(Data extracted from a collection)
..............................

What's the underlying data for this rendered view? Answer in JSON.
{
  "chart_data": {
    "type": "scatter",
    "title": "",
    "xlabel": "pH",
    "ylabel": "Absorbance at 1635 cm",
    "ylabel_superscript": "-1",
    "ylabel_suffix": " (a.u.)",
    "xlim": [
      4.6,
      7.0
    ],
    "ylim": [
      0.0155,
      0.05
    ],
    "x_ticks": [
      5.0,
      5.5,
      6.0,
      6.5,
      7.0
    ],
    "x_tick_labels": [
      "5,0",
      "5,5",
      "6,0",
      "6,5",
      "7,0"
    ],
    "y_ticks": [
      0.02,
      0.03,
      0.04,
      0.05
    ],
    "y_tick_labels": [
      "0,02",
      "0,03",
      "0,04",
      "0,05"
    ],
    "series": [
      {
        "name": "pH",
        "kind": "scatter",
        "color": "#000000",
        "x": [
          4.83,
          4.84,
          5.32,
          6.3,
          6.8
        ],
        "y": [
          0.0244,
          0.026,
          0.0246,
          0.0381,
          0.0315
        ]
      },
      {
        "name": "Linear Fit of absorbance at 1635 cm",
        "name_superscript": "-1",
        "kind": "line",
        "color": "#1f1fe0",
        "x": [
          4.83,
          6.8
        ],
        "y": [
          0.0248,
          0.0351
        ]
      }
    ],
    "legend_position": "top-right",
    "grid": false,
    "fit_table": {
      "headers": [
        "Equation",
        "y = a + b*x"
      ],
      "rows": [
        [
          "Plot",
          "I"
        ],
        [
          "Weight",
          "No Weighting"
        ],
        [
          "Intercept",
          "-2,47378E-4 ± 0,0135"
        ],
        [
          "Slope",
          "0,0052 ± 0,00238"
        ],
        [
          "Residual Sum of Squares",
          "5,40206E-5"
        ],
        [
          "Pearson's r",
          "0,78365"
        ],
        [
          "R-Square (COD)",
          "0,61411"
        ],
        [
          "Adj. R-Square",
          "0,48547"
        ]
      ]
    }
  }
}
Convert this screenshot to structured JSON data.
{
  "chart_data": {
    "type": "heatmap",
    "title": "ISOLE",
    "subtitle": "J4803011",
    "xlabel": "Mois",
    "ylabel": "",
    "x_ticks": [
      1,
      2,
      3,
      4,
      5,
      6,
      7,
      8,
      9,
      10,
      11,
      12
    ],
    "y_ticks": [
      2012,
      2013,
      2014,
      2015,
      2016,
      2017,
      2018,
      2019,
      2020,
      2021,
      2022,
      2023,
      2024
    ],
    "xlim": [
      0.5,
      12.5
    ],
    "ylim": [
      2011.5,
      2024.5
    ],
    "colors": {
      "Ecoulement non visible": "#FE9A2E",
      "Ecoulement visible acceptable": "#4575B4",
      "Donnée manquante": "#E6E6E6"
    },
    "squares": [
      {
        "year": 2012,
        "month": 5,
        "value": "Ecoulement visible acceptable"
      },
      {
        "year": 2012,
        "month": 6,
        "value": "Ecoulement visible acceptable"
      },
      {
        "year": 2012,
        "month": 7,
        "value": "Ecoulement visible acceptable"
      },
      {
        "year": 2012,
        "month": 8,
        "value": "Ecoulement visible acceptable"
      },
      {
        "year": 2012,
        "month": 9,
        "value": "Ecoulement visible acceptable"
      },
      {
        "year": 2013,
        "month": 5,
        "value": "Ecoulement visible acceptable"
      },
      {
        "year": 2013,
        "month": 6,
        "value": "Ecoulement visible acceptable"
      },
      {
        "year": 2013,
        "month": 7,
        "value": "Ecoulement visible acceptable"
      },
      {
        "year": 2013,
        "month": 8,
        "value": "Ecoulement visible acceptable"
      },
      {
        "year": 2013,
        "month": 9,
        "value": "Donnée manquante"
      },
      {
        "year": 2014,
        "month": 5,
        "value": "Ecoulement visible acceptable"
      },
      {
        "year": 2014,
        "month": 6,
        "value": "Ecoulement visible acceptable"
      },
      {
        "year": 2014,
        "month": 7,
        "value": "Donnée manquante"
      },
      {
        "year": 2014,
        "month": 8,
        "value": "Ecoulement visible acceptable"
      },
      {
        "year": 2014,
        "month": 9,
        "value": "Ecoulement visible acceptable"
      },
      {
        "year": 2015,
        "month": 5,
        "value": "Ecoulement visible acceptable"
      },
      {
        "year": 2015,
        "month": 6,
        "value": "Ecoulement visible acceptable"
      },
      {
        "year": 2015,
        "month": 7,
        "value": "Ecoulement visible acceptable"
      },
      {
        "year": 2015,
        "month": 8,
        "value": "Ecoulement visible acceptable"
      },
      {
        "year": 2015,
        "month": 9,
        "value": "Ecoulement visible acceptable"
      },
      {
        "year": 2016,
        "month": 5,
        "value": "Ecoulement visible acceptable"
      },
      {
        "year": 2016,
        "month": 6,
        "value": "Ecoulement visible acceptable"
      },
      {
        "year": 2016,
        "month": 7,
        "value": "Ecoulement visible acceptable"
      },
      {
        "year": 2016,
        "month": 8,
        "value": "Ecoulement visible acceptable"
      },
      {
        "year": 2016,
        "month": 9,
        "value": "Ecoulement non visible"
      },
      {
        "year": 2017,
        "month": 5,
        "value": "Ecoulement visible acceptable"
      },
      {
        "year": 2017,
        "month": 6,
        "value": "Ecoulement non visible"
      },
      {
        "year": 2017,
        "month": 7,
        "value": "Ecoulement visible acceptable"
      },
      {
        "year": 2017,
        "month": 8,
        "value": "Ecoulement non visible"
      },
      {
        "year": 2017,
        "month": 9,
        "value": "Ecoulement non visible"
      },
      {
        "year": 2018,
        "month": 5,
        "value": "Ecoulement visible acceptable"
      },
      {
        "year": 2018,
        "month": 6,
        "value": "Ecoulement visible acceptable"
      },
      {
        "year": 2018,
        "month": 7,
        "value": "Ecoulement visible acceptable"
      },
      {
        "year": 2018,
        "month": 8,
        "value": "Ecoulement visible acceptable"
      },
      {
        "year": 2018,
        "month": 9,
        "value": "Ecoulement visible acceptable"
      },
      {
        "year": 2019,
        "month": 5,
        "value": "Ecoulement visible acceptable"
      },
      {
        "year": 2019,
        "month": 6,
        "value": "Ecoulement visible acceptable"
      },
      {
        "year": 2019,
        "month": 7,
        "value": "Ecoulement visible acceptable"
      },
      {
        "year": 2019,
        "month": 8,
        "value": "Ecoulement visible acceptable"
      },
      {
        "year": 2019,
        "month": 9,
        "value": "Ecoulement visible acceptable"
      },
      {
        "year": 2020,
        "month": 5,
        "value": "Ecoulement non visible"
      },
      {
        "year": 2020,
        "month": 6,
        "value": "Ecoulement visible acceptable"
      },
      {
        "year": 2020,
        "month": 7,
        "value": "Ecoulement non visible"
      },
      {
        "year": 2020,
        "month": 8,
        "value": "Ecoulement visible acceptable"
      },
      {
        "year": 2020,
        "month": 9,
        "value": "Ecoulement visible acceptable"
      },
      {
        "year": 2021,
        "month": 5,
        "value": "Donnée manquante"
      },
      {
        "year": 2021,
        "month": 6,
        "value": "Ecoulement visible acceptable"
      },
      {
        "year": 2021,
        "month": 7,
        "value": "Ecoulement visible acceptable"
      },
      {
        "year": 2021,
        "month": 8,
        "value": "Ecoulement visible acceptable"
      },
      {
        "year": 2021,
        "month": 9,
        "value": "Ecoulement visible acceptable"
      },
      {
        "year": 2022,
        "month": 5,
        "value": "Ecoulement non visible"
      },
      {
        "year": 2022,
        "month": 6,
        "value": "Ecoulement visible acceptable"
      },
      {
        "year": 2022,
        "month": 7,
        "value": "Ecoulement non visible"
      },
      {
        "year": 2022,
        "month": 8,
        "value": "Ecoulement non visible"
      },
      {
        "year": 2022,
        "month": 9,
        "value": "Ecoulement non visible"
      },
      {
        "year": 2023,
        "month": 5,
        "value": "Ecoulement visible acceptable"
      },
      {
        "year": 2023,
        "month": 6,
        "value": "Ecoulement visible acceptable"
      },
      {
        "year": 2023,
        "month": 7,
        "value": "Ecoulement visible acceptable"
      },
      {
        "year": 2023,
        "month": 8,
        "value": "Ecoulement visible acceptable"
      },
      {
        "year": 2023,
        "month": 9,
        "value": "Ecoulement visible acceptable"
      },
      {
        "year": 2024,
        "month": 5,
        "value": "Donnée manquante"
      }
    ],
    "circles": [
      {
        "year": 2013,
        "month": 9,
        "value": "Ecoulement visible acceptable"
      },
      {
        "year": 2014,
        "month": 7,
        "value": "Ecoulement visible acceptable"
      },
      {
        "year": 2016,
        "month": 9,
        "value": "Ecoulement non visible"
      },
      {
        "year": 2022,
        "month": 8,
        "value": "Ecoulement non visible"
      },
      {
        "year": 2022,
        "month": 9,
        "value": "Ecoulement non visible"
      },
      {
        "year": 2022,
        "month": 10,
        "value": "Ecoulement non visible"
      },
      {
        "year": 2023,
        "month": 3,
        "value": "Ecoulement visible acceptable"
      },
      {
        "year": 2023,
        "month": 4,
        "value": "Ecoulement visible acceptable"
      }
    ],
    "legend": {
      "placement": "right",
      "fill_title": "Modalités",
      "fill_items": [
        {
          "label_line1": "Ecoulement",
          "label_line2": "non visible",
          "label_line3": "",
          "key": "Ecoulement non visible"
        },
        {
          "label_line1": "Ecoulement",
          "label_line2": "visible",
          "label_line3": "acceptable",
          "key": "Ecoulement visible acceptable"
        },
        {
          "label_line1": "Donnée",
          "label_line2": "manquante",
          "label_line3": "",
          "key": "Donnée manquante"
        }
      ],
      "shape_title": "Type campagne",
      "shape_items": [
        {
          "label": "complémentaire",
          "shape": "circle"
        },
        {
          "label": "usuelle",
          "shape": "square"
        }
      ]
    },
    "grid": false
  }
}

..............................

Task statement:
Copy each line that holds the word "right".

Task response:
    "legend_position": "top-right",
      "placement": "right",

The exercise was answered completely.